* **Exercise directions**
Extract the lines that carry the string "this" from the listing.
=====
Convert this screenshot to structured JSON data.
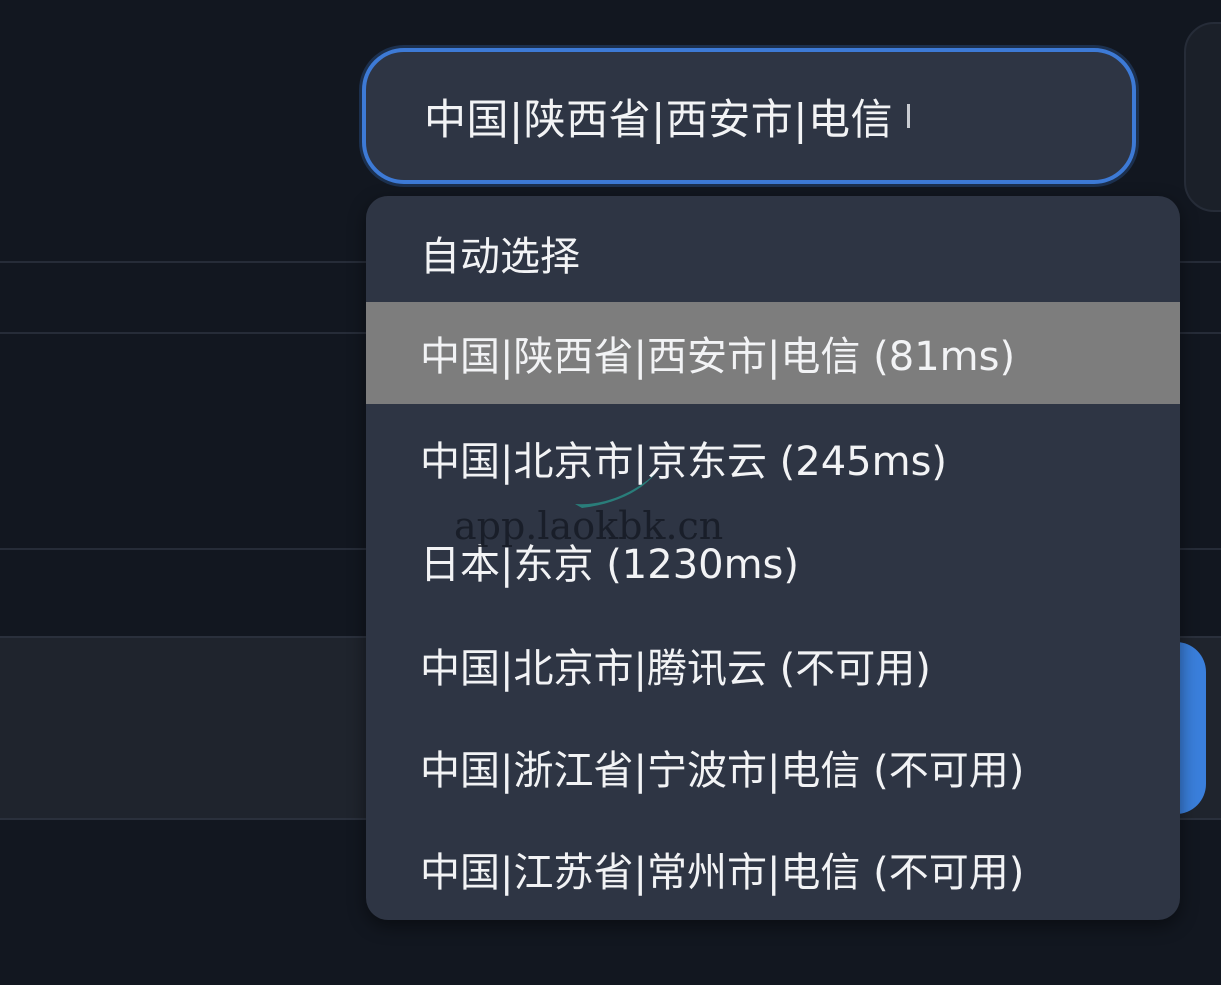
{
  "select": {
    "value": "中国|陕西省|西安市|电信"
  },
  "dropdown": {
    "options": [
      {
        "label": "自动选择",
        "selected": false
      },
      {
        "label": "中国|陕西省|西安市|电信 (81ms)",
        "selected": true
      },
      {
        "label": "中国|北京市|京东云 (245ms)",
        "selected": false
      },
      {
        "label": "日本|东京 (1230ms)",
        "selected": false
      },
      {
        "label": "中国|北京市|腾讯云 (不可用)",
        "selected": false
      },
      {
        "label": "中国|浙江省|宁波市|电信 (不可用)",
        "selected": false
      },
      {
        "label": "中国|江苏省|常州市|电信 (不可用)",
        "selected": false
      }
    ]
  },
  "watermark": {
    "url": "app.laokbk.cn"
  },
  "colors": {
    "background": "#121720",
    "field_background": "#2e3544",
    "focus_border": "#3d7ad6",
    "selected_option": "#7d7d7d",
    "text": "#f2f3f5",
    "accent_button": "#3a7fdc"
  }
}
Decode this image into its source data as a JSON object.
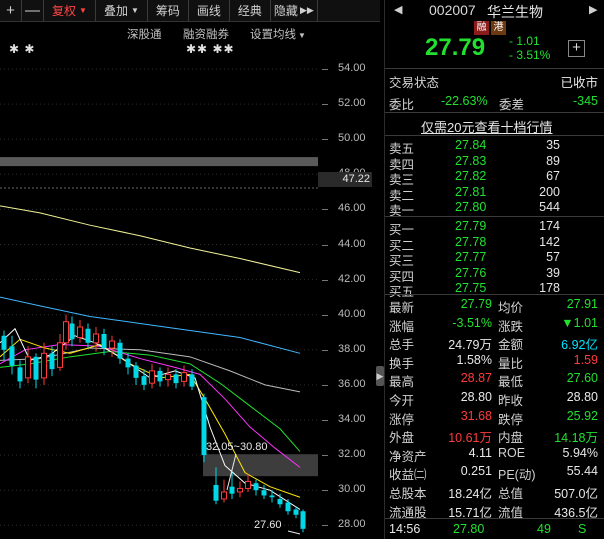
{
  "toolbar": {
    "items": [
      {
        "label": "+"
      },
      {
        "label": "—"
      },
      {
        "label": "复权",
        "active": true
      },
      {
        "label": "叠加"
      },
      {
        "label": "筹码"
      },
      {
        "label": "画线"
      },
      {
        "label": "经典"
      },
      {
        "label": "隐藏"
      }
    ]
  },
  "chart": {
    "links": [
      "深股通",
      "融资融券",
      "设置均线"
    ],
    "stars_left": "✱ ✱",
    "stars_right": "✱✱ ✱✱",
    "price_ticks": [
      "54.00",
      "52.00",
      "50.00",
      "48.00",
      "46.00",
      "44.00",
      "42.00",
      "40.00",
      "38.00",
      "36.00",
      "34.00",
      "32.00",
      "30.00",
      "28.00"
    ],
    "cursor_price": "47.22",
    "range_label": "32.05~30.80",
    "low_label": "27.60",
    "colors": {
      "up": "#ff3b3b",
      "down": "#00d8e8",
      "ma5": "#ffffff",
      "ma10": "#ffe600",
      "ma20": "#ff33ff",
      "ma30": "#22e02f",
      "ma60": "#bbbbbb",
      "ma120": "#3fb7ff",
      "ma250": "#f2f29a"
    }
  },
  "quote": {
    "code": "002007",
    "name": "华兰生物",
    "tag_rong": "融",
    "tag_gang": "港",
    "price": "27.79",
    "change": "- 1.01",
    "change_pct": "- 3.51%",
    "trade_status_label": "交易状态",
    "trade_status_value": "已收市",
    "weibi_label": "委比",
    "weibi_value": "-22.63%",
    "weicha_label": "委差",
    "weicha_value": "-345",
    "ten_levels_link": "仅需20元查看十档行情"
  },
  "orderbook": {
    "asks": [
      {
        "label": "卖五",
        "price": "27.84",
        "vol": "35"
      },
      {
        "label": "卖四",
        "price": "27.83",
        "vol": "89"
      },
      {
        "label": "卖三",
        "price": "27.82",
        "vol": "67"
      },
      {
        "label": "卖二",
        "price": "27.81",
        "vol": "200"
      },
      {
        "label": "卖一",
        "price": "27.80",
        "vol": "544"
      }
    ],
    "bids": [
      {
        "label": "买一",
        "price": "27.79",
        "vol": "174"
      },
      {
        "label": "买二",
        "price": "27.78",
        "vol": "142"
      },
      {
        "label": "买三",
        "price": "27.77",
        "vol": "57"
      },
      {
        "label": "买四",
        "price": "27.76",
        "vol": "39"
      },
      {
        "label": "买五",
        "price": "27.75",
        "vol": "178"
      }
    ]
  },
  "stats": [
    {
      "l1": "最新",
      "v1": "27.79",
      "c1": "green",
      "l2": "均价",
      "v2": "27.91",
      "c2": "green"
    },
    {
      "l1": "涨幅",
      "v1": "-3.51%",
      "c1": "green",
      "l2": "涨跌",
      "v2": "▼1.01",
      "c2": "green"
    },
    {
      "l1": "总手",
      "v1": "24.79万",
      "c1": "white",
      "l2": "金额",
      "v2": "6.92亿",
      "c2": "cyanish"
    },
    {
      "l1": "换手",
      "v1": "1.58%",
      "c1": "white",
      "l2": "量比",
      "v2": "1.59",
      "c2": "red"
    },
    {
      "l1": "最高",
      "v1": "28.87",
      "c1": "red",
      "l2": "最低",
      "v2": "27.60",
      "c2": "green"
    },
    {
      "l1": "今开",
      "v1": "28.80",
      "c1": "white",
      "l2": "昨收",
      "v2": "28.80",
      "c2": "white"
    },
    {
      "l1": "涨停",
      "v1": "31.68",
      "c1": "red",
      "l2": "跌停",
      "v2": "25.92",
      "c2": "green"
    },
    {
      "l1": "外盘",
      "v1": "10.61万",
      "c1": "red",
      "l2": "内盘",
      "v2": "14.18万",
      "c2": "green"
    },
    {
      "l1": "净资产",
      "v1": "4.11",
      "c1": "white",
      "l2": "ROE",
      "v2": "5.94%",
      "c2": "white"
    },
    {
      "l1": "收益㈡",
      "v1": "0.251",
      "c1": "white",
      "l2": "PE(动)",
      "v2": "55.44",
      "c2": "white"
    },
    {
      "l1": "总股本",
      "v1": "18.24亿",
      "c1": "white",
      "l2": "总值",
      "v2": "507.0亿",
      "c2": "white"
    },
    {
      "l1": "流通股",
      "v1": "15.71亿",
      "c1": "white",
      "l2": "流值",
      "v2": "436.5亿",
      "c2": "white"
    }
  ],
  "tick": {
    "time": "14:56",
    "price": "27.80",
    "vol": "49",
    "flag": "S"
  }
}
=====
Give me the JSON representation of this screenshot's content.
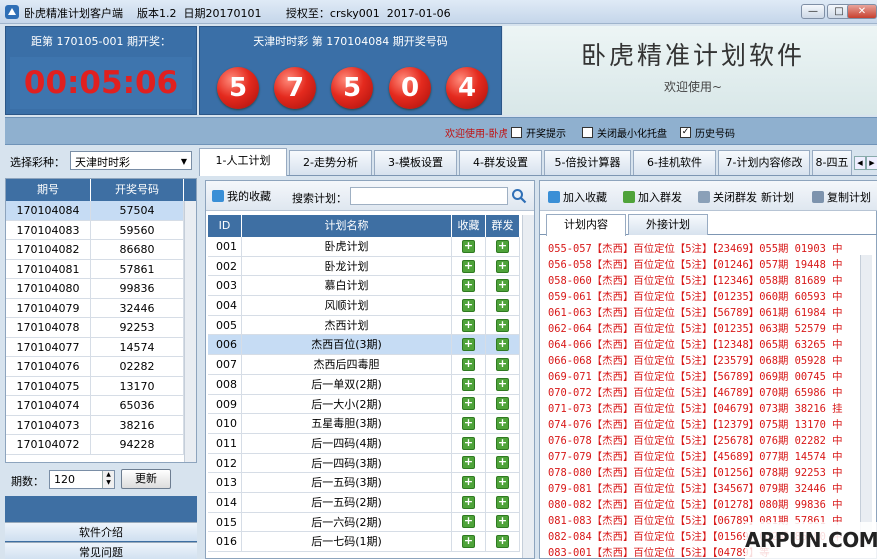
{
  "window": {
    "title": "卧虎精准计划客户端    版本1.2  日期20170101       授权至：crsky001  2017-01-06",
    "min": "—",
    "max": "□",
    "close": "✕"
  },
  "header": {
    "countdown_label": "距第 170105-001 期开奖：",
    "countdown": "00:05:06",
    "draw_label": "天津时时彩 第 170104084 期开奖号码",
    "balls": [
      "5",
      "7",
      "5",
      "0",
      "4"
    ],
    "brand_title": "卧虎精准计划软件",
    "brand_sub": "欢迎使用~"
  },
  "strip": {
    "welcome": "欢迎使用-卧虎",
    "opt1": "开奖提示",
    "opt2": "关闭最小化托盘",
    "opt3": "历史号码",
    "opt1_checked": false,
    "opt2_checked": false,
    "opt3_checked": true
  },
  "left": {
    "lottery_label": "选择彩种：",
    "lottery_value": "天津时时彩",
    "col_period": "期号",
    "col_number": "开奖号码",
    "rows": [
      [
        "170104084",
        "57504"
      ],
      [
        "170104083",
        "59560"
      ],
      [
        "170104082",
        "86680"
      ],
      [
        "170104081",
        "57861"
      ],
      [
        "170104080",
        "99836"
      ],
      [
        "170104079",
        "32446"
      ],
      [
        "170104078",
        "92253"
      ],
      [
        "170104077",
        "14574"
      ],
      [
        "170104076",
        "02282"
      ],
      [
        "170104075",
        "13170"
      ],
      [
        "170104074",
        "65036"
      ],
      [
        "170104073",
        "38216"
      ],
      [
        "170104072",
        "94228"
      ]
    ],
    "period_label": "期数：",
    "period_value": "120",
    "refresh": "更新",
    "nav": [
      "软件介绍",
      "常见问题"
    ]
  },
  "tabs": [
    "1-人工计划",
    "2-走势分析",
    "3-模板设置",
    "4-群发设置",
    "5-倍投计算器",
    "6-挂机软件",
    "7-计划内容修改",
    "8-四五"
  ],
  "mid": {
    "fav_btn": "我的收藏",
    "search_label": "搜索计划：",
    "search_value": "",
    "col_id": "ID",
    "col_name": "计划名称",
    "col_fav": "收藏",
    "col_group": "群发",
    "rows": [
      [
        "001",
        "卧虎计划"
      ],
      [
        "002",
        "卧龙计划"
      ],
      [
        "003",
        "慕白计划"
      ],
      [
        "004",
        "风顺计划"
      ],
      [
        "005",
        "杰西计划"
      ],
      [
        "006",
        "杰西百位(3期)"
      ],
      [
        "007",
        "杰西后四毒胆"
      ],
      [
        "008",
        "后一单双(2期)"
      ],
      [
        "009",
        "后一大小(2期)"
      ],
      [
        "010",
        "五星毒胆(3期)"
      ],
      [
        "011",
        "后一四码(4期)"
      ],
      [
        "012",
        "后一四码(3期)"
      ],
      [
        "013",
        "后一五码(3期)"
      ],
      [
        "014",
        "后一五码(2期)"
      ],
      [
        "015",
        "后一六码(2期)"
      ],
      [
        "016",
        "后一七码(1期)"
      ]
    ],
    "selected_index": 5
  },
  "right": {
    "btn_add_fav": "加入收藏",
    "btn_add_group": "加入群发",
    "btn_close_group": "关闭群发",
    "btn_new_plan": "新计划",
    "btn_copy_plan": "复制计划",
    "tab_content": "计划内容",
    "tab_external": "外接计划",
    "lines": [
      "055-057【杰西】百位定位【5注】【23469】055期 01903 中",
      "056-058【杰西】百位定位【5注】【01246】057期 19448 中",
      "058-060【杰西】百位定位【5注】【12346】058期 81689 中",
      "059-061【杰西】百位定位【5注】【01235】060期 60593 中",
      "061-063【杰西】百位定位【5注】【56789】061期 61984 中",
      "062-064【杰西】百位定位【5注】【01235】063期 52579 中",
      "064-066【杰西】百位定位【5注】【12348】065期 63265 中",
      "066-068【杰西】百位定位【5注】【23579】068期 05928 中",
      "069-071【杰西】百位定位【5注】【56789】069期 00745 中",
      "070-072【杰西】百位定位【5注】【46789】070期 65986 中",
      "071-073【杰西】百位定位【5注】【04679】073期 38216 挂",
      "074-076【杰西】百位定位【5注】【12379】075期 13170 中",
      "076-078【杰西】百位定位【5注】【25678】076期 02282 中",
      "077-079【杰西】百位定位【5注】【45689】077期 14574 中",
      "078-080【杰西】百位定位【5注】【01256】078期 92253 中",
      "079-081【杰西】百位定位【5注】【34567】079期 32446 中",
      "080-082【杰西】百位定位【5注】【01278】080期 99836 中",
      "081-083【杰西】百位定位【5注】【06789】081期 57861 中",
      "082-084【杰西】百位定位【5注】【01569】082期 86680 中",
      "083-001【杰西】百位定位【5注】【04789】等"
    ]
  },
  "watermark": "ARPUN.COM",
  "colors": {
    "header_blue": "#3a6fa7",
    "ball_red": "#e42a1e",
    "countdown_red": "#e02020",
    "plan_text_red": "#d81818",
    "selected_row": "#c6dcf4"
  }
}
=====
* **Task response**
Convert this screenshot to structured JSON data.
Decode this image into its source data as a JSON object.
Give me the JSON representation of this screenshot's content.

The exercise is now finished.